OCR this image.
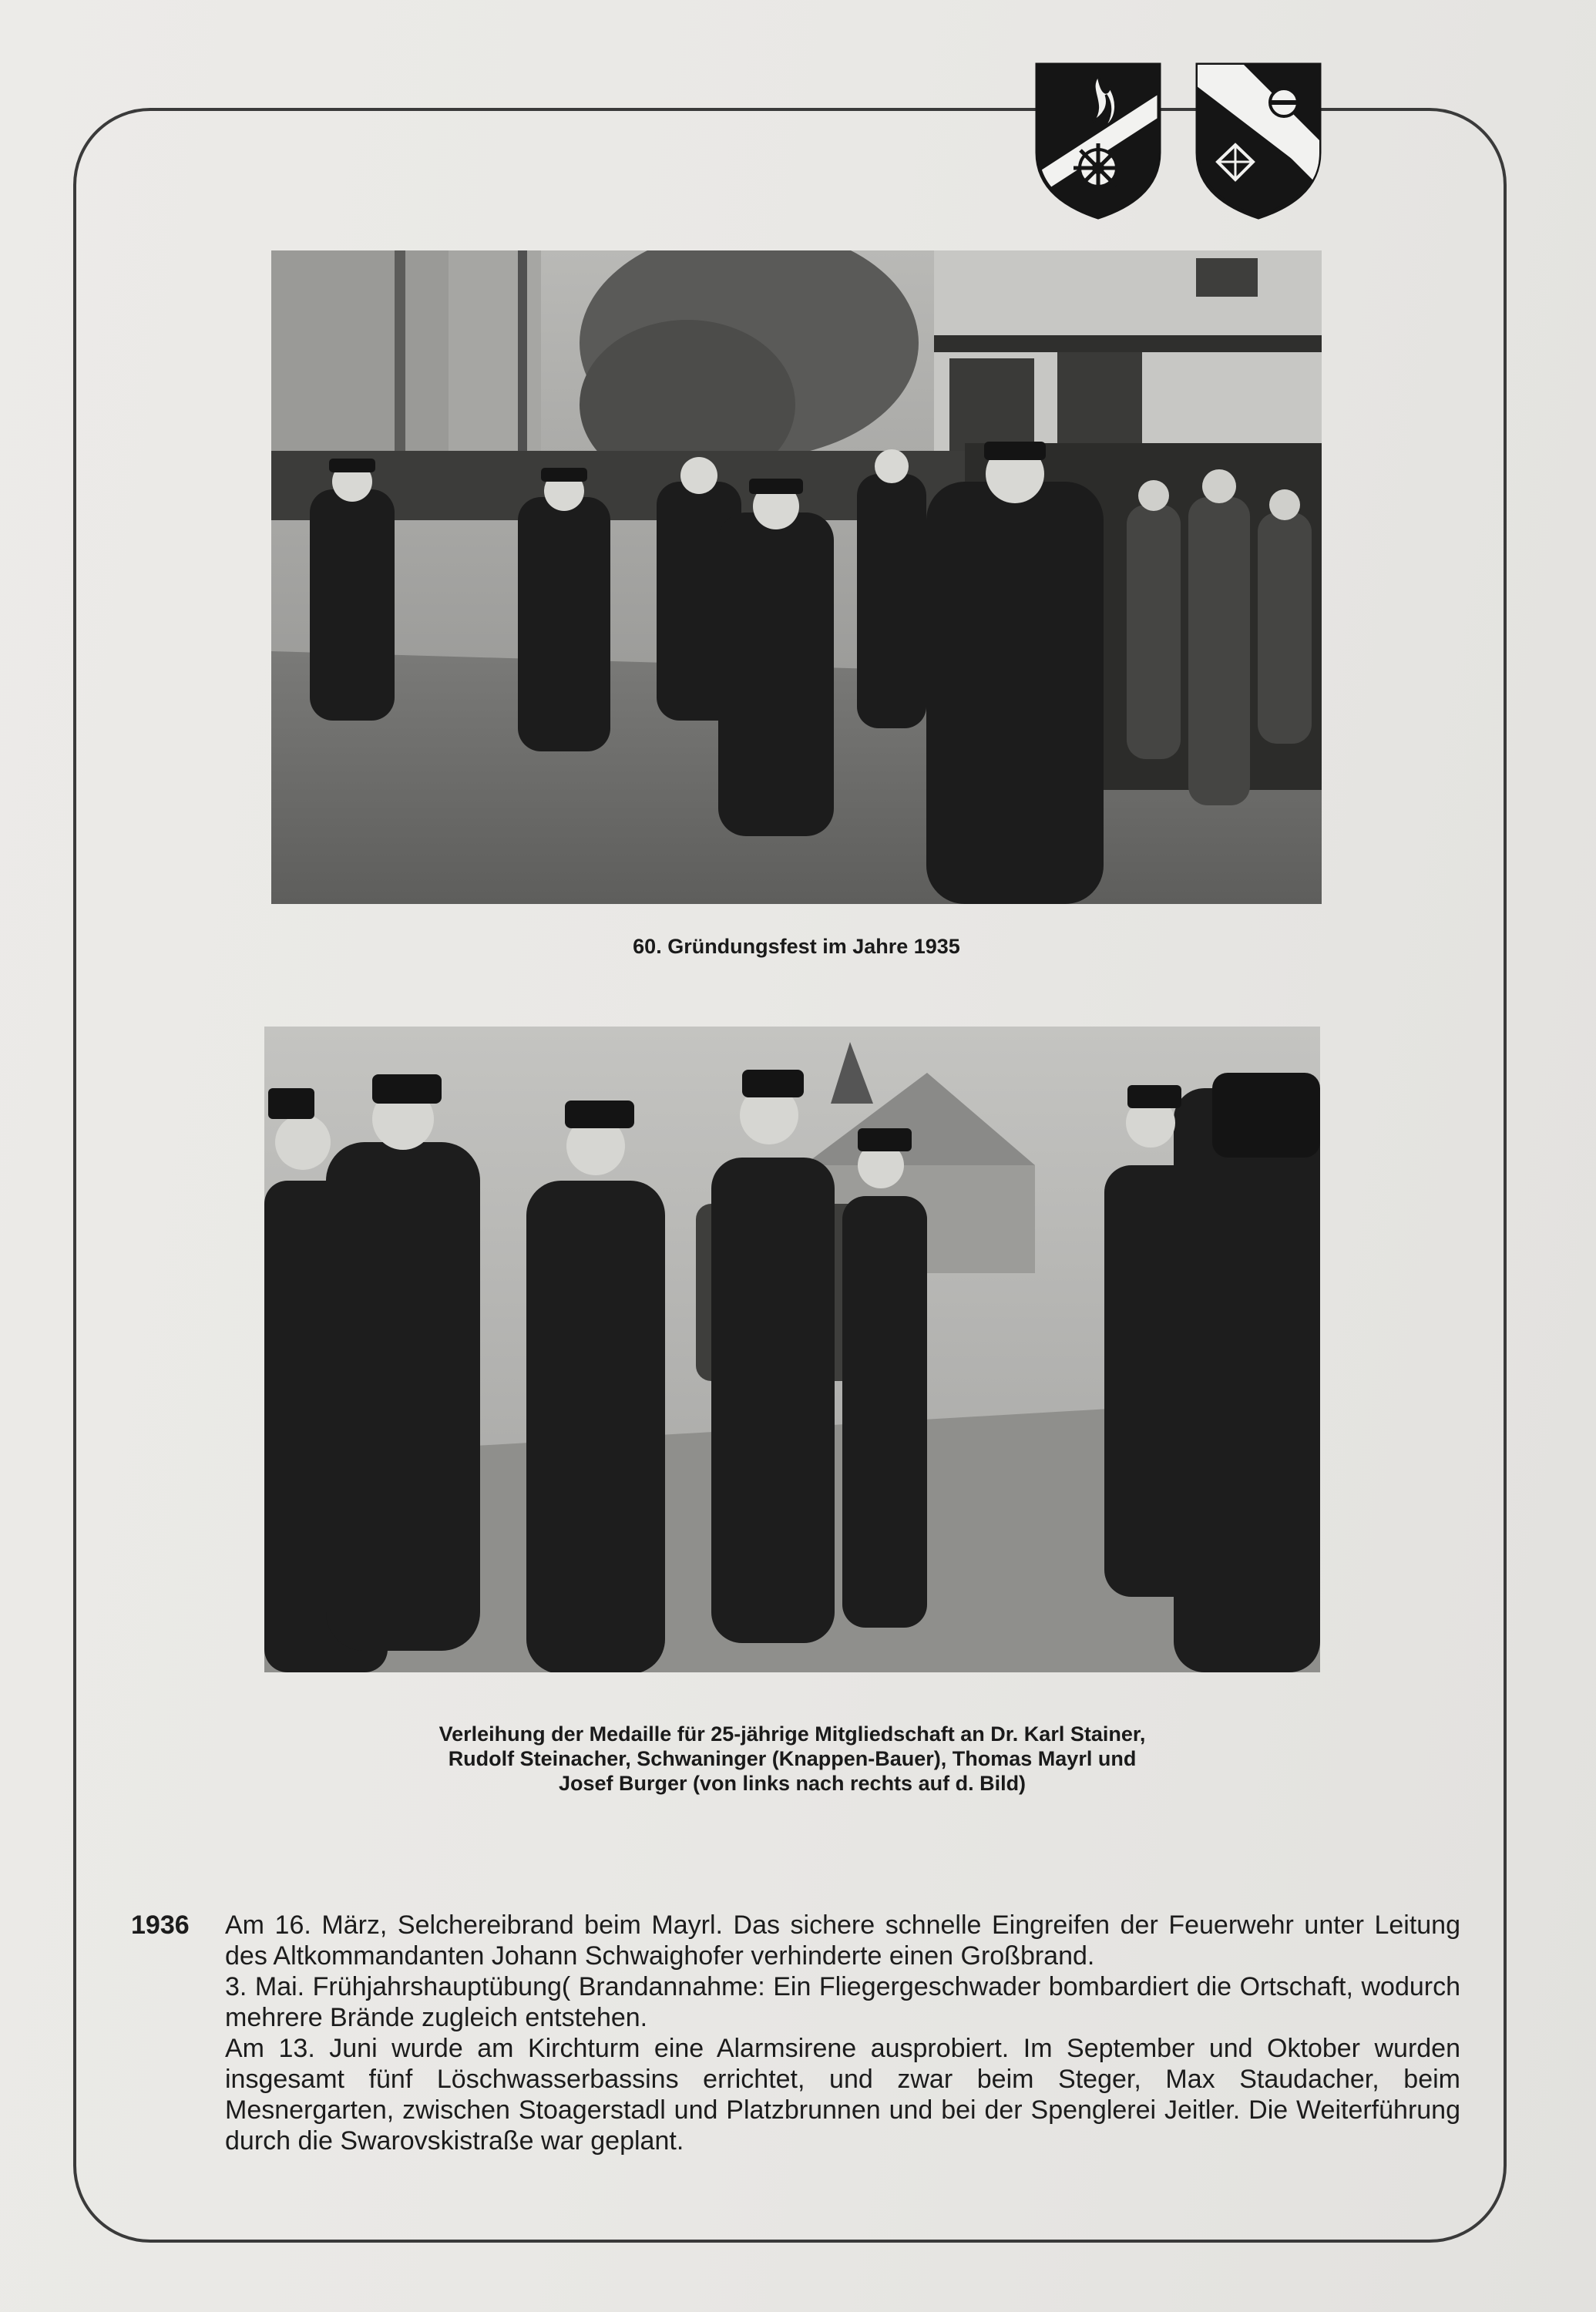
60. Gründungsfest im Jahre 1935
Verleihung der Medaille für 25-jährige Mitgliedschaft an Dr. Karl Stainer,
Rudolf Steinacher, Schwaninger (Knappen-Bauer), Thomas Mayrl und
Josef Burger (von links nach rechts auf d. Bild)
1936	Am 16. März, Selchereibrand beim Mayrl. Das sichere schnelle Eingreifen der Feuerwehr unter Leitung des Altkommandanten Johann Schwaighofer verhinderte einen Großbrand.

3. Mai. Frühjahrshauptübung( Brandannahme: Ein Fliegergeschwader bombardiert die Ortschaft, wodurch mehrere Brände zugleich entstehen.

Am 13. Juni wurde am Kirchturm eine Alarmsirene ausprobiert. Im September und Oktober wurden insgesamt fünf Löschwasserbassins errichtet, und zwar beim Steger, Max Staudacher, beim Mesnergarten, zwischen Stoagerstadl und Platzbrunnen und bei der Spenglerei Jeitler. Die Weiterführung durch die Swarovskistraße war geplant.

> **WRITTEN REQUEST**
Output the records above exactly as they are, leaving out the pictures.

> **WORKED ANSWER**
OCR this image.
60. Gründungsfest im Jahre 1935
Verleihung der Medaille für 25-jährige Mitgliedschaft an Dr. Karl Stainer,
Rudolf Steinacher, Schwaninger (Knappen-Bauer), Thomas Mayrl und
Josef Burger (von links nach rechts auf d. Bild)
1936	Am 16. März, Selchereibrand beim Mayrl. Das sichere schnelle Eingreifen der Feuerwehr unter Leitung des Altkommandanten Johann Schwaighofer verhinderte einen Großbrand.

3. Mai. Frühjahrshauptübung( Brandannahme: Ein Fliegergeschwader bombardiert die Ortschaft, wodurch mehrere Brände zugleich entstehen.

Am 13. Juni wurde am Kirchturm eine Alarmsirene ausprobiert. Im September und Oktober wurden insgesamt fünf Löschwasserbassins errichtet, und zwar beim Steger, Max Staudacher, beim Mesnergarten, zwischen Stoagerstadl und Platzbrunnen und bei der Spenglerei Jeitler. Die Weiterführung durch die Swarovskistraße war geplant.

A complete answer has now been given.